* [AIM]:
Write out each line in which the string "menu" is present.

* [DATA FOR THIS EXERCISE]:
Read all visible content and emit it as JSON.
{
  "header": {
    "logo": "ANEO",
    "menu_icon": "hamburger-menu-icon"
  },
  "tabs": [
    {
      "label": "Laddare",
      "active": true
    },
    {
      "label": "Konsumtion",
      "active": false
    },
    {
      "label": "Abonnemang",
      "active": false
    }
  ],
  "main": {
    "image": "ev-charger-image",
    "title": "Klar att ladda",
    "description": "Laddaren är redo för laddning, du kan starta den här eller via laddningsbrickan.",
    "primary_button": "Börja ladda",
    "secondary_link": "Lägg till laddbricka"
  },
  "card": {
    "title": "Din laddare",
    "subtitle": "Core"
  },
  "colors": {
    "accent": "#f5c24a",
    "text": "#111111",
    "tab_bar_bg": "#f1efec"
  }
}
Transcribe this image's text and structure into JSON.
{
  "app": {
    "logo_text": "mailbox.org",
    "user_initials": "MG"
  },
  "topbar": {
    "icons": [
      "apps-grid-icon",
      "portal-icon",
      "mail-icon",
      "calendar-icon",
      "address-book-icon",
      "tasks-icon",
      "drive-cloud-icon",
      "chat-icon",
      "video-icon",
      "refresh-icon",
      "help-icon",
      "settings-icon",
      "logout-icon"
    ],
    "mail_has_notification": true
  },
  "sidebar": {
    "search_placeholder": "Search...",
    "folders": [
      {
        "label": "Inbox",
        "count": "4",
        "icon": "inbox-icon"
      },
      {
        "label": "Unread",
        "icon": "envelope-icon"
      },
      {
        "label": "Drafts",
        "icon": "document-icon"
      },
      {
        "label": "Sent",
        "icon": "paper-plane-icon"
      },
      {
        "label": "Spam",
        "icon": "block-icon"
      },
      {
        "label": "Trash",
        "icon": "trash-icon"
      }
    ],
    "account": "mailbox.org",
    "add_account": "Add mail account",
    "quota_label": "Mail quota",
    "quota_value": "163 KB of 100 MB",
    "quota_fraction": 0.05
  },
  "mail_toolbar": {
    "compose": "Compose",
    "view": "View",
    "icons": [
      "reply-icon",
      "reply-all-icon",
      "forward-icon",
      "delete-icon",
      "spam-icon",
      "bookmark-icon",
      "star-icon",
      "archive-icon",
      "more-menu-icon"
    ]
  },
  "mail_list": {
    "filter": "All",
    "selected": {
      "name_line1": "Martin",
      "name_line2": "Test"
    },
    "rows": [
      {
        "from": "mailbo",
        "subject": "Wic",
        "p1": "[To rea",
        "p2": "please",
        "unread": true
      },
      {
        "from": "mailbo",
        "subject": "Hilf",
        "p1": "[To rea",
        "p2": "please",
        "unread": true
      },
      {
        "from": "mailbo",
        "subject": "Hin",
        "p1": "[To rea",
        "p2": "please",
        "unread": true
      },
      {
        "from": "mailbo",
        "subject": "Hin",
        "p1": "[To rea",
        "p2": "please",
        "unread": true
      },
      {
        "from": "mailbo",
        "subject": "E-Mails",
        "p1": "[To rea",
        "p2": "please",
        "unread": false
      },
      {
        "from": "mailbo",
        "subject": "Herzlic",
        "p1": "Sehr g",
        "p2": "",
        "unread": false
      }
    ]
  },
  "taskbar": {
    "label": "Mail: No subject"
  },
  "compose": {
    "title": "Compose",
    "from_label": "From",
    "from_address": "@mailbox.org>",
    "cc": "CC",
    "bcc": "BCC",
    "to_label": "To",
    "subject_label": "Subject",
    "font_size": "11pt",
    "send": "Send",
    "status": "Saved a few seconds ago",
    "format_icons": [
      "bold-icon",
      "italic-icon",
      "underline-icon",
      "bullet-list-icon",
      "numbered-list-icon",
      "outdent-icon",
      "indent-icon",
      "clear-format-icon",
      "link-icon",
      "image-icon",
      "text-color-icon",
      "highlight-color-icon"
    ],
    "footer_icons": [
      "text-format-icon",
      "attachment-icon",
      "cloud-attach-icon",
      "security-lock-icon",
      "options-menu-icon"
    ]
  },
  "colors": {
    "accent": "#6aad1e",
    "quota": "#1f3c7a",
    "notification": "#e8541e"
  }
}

* [WRITTEN ANSWER]:
    "menu_icon": "hamburger-menu-icon"
      "more-menu-icon"
      "options-menu-icon"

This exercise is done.